DIRECTIONS>
Output every entry exactly as written.
[Begin DATA IN THIS EXERCISE]
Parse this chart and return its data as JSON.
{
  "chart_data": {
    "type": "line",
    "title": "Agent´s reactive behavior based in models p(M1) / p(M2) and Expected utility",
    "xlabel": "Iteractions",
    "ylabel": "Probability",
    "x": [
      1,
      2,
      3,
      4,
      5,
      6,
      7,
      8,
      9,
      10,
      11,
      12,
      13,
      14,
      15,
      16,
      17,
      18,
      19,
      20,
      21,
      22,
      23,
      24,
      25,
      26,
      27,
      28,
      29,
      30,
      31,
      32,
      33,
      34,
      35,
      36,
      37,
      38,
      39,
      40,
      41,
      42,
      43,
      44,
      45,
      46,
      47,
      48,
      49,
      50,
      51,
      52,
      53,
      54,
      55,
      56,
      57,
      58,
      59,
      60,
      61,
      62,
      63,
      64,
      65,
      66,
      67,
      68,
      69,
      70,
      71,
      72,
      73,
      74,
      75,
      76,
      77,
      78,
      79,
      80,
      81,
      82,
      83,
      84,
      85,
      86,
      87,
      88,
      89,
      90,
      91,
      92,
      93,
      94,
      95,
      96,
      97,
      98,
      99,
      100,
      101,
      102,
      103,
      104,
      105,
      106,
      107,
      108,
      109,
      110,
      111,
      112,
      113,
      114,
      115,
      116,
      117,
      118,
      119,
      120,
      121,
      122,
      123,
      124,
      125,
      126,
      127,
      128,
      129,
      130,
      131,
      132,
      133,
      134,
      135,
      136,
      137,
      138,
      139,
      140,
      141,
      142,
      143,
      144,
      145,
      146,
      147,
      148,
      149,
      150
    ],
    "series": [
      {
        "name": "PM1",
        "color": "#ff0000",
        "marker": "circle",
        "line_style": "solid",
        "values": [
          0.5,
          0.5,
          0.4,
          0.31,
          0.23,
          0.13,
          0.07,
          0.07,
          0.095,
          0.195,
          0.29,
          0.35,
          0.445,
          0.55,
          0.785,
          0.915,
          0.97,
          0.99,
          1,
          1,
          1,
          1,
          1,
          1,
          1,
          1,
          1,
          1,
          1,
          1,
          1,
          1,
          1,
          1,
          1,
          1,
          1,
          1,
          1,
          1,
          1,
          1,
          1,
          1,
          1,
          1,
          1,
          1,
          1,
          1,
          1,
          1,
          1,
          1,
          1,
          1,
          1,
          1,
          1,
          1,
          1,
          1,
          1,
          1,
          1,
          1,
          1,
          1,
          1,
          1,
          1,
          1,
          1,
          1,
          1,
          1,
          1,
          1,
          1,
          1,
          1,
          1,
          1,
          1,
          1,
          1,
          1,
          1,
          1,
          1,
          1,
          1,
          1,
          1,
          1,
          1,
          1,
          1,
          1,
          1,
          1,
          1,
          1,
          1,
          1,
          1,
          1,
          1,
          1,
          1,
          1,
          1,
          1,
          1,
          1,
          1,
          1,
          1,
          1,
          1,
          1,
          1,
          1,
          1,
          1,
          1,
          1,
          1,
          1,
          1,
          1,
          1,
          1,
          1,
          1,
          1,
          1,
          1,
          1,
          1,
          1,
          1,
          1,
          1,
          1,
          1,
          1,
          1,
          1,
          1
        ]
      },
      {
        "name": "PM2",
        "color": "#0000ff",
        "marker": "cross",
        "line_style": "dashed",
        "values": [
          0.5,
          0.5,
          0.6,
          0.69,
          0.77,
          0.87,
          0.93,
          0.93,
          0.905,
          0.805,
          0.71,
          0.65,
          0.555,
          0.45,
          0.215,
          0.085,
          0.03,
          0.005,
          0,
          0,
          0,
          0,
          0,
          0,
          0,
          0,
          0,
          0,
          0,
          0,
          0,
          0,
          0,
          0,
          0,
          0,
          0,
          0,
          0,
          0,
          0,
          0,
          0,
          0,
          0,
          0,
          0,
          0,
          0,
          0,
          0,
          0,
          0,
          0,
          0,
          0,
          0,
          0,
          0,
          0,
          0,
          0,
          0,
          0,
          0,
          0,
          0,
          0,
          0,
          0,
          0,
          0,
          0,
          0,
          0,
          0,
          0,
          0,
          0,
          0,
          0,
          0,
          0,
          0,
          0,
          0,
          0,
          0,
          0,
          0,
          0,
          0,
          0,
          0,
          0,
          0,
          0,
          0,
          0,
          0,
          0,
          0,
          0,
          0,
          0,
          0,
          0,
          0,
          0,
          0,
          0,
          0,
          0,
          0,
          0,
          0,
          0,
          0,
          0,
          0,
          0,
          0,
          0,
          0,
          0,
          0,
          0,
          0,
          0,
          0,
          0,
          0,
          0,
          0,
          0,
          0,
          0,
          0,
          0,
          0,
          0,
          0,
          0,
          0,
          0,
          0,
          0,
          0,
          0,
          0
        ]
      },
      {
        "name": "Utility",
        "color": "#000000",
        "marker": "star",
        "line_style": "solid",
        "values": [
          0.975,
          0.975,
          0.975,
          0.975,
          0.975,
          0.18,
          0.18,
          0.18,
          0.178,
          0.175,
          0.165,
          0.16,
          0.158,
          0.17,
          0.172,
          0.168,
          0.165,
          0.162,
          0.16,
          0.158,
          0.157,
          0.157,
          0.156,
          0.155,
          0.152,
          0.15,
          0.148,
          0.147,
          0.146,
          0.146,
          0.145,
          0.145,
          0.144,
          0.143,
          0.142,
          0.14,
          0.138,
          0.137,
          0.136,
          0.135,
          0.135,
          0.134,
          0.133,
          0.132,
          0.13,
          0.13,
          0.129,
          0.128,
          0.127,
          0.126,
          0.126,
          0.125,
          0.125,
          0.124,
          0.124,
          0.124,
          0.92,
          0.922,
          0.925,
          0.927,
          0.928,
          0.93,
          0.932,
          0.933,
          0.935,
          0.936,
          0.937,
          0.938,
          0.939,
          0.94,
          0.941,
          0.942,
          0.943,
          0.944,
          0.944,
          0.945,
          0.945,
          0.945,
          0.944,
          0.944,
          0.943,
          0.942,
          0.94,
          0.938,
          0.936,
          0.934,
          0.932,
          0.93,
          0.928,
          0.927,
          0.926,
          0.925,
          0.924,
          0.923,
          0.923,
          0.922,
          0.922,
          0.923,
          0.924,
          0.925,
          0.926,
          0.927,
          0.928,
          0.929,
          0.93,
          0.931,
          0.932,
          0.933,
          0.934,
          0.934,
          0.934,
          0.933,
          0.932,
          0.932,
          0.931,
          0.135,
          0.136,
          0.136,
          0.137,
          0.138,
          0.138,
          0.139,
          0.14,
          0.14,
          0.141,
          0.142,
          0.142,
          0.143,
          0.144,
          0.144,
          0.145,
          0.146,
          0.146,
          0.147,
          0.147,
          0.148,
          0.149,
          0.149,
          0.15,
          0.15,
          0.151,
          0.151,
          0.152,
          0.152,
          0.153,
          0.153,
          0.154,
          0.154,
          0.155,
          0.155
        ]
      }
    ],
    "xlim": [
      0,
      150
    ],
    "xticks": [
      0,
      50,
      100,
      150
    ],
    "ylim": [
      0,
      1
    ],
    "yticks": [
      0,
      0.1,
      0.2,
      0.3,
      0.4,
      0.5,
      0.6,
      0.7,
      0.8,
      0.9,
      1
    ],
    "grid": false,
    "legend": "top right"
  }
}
[End DATA IN THIS EXERCISE]
EXERCISE OUTPUT>
Parse this chart and return its data as JSON.
{
  "chart_data": {
    "type": "line",
    "title": "Agent´s reactive behavior based in models p(M1) / p(M2) and Expected utility",
    "xlabel": "Iteractions",
    "ylabel": "Probability",
    "x": [
      1,
      2,
      3,
      4,
      5,
      6,
      7,
      8,
      9,
      10,
      11,
      12,
      13,
      14,
      15,
      16,
      17,
      18,
      19,
      20,
      21,
      22,
      23,
      24,
      25,
      26,
      27,
      28,
      29,
      30,
      31,
      32,
      33,
      34,
      35,
      36,
      37,
      38,
      39,
      40,
      41,
      42,
      43,
      44,
      45,
      46,
      47,
      48,
      49,
      50,
      51,
      52,
      53,
      54,
      55,
      56,
      57,
      58,
      59,
      60,
      61,
      62,
      63,
      64,
      65,
      66,
      67,
      68,
      69,
      70,
      71,
      72,
      73,
      74,
      75,
      76,
      77,
      78,
      79,
      80,
      81,
      82,
      83,
      84,
      85,
      86,
      87,
      88,
      89,
      90,
      91,
      92,
      93,
      94,
      95,
      96,
      97,
      98,
      99,
      100,
      101,
      102,
      103,
      104,
      105,
      106,
      107,
      108,
      109,
      110,
      111,
      112,
      113,
      114,
      115,
      116,
      117,
      118,
      119,
      120,
      121,
      122,
      123,
      124,
      125,
      126,
      127,
      128,
      129,
      130,
      131,
      132,
      133,
      134,
      135,
      136,
      137,
      138,
      139,
      140,
      141,
      142,
      143,
      144,
      145,
      146,
      147,
      148,
      149,
      150
    ],
    "series": [
      {
        "name": "PM1",
        "color": "#ff0000",
        "marker": "circle",
        "line_style": "solid",
        "values": [
          0.5,
          0.5,
          0.4,
          0.31,
          0.23,
          0.13,
          0.07,
          0.07,
          0.095,
          0.195,
          0.29,
          0.35,
          0.445,
          0.55,
          0.785,
          0.915,
          0.97,
          0.99,
          1,
          1,
          1,
          1,
          1,
          1,
          1,
          1,
          1,
          1,
          1,
          1,
          1,
          1,
          1,
          1,
          1,
          1,
          1,
          1,
          1,
          1,
          1,
          1,
          1,
          1,
          1,
          1,
          1,
          1,
          1,
          1,
          1,
          1,
          1,
          1,
          1,
          1,
          1,
          1,
          1,
          1,
          1,
          1,
          1,
          1,
          1,
          1,
          1,
          1,
          1,
          1,
          1,
          1,
          1,
          1,
          1,
          1,
          1,
          1,
          1,
          1,
          1,
          1,
          1,
          1,
          1,
          1,
          1,
          1,
          1,
          1,
          1,
          1,
          1,
          1,
          1,
          1,
          1,
          1,
          1,
          1,
          1,
          1,
          1,
          1,
          1,
          1,
          1,
          1,
          1,
          1,
          1,
          1,
          1,
          1,
          1,
          1,
          1,
          1,
          1,
          1,
          1,
          1,
          1,
          1,
          1,
          1,
          1,
          1,
          1,
          1,
          1,
          1,
          1,
          1,
          1,
          1,
          1,
          1,
          1,
          1,
          1,
          1,
          1,
          1,
          1,
          1,
          1,
          1,
          1,
          1
        ]
      },
      {
        "name": "PM2",
        "color": "#0000ff",
        "marker": "cross",
        "line_style": "dashed",
        "values": [
          0.5,
          0.5,
          0.6,
          0.69,
          0.77,
          0.87,
          0.93,
          0.93,
          0.905,
          0.805,
          0.71,
          0.65,
          0.555,
          0.45,
          0.215,
          0.085,
          0.03,
          0.005,
          0,
          0,
          0,
          0,
          0,
          0,
          0,
          0,
          0,
          0,
          0,
          0,
          0,
          0,
          0,
          0,
          0,
          0,
          0,
          0,
          0,
          0,
          0,
          0,
          0,
          0,
          0,
          0,
          0,
          0,
          0,
          0,
          0,
          0,
          0,
          0,
          0,
          0,
          0,
          0,
          0,
          0,
          0,
          0,
          0,
          0,
          0,
          0,
          0,
          0,
          0,
          0,
          0,
          0,
          0,
          0,
          0,
          0,
          0,
          0,
          0,
          0,
          0,
          0,
          0,
          0,
          0,
          0,
          0,
          0,
          0,
          0,
          0,
          0,
          0,
          0,
          0,
          0,
          0,
          0,
          0,
          0,
          0,
          0,
          0,
          0,
          0,
          0,
          0,
          0,
          0,
          0,
          0,
          0,
          0,
          0,
          0,
          0,
          0,
          0,
          0,
          0,
          0,
          0,
          0,
          0,
          0,
          0,
          0,
          0,
          0,
          0,
          0,
          0,
          0,
          0,
          0,
          0,
          0,
          0,
          0,
          0,
          0,
          0,
          0,
          0,
          0,
          0,
          0,
          0,
          0,
          0
        ]
      },
      {
        "name": "Utility",
        "color": "#000000",
        "marker": "star",
        "line_style": "solid",
        "values": [
          0.975,
          0.975,
          0.975,
          0.975,
          0.975,
          0.18,
          0.18,
          0.18,
          0.178,
          0.175,
          0.165,
          0.16,
          0.158,
          0.17,
          0.172,
          0.168,
          0.165,
          0.162,
          0.16,
          0.158,
          0.157,
          0.157,
          0.156,
          0.155,
          0.152,
          0.15,
          0.148,
          0.147,
          0.146,
          0.146,
          0.145,
          0.145,
          0.144,
          0.143,
          0.142,
          0.14,
          0.138,
          0.137,
          0.136,
          0.135,
          0.135,
          0.134,
          0.133,
          0.132,
          0.13,
          0.13,
          0.129,
          0.128,
          0.127,
          0.126,
          0.126,
          0.125,
          0.125,
          0.124,
          0.124,
          0.124,
          0.92,
          0.922,
          0.925,
          0.927,
          0.928,
          0.93,
          0.932,
          0.933,
          0.935,
          0.936,
          0.937,
          0.938,
          0.939,
          0.94,
          0.941,
          0.942,
          0.943,
          0.944,
          0.944,
          0.945,
          0.945,
          0.945,
          0.944,
          0.944,
          0.943,
          0.942,
          0.94,
          0.938,
          0.936,
          0.934,
          0.932,
          0.93,
          0.928,
          0.927,
          0.926,
          0.925,
          0.924,
          0.923,
          0.923,
          0.922,
          0.922,
          0.923,
          0.924,
          0.925,
          0.926,
          0.927,
          0.928,
          0.929,
          0.93,
          0.931,
          0.932,
          0.933,
          0.934,
          0.934,
          0.934,
          0.933,
          0.932,
          0.932,
          0.931,
          0.135,
          0.136,
          0.136,
          0.137,
          0.138,
          0.138,
          0.139,
          0.14,
          0.14,
          0.141,
          0.142,
          0.142,
          0.143,
          0.144,
          0.144,
          0.145,
          0.146,
          0.146,
          0.147,
          0.147,
          0.148,
          0.149,
          0.149,
          0.15,
          0.15,
          0.151,
          0.151,
          0.152,
          0.152,
          0.153,
          0.153,
          0.154,
          0.154,
          0.155,
          0.155
        ]
      }
    ],
    "xlim": [
      0,
      150
    ],
    "xticks": [
      0,
      50,
      100,
      150
    ],
    "ylim": [
      0,
      1
    ],
    "yticks": [
      0,
      0.1,
      0.2,
      0.3,
      0.4,
      0.5,
      0.6,
      0.7,
      0.8,
      0.9,
      1
    ],
    "grid": false,
    "legend": "top right"
  }
}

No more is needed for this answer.